** WHAT TO PRODUCE **
Reproduce the material in full, exactly as written.

** SUPPLIED RECORDS **
________________

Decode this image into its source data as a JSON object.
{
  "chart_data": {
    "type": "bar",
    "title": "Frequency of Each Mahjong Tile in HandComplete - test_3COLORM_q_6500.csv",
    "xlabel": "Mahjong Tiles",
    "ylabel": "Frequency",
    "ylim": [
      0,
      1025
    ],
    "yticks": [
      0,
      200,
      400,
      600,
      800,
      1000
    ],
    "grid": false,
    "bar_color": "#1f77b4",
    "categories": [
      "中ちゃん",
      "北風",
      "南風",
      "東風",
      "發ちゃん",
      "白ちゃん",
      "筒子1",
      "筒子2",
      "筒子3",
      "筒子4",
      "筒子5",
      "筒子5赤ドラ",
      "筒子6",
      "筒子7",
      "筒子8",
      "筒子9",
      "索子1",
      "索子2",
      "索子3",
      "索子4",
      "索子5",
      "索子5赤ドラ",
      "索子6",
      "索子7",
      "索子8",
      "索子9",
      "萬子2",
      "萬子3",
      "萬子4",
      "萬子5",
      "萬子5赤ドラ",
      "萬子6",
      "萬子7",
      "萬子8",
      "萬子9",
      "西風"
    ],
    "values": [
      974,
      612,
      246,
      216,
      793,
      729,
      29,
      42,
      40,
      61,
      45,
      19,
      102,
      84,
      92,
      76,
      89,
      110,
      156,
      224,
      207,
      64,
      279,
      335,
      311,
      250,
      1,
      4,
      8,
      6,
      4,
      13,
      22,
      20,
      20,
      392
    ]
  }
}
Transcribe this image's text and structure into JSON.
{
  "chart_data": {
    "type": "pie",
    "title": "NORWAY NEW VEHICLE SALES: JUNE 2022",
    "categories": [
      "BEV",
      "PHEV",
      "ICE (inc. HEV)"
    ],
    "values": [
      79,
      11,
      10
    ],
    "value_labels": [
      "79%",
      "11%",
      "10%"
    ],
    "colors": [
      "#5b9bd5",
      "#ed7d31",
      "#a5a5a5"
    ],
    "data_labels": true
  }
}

________________

** FULL ANSWER **
Decode this image into its source data as a JSON object.
{
  "chart_data": {
    "type": "bar",
    "title": "Frequency of Each Mahjong Tile in HandComplete - test_3COLORM_q_6500.csv",
    "xlabel": "Mahjong Tiles",
    "ylabel": "Frequency",
    "ylim": [
      0,
      1025
    ],
    "yticks": [
      0,
      200,
      400,
      600,
      800,
      1000
    ],
    "grid": false,
    "bar_color": "#1f77b4",
    "categories": [
      "中ちゃん",
      "北風",
      "南風",
      "東風",
      "發ちゃん",
      "白ちゃん",
      "筒子1",
      "筒子2",
      "筒子3",
      "筒子4",
      "筒子5",
      "筒子5赤ドラ",
      "筒子6",
      "筒子7",
      "筒子8",
      "筒子9",
      "索子1",
      "索子2",
      "索子3",
      "索子4",
      "索子5",
      "索子5赤ドラ",
      "索子6",
      "索子7",
      "索子8",
      "索子9",
      "萬子2",
      "萬子3",
      "萬子4",
      "萬子5",
      "萬子5赤ドラ",
      "萬子6",
      "萬子7",
      "萬子8",
      "萬子9",
      "西風"
    ],
    "values": [
      974,
      612,
      246,
      216,
      793,
      729,
      29,
      42,
      40,
      61,
      45,
      19,
      102,
      84,
      92,
      76,
      89,
      110,
      156,
      224,
      207,
      64,
      279,
      335,
      311,
      250,
      1,
      4,
      8,
      6,
      4,
      13,
      22,
      20,
      20,
      392
    ]
  }
}
Transcribe this image's text and structure into JSON.
{
  "chart_data": {
    "type": "pie",
    "title": "NORWAY NEW VEHICLE SALES: JUNE 2022",
    "categories": [
      "BEV",
      "PHEV",
      "ICE (inc. HEV)"
    ],
    "values": [
      79,
      11,
      10
    ],
    "value_labels": [
      "79%",
      "11%",
      "10%"
    ],
    "colors": [
      "#5b9bd5",
      "#ed7d31",
      "#a5a5a5"
    ],
    "data_labels": true
  }
}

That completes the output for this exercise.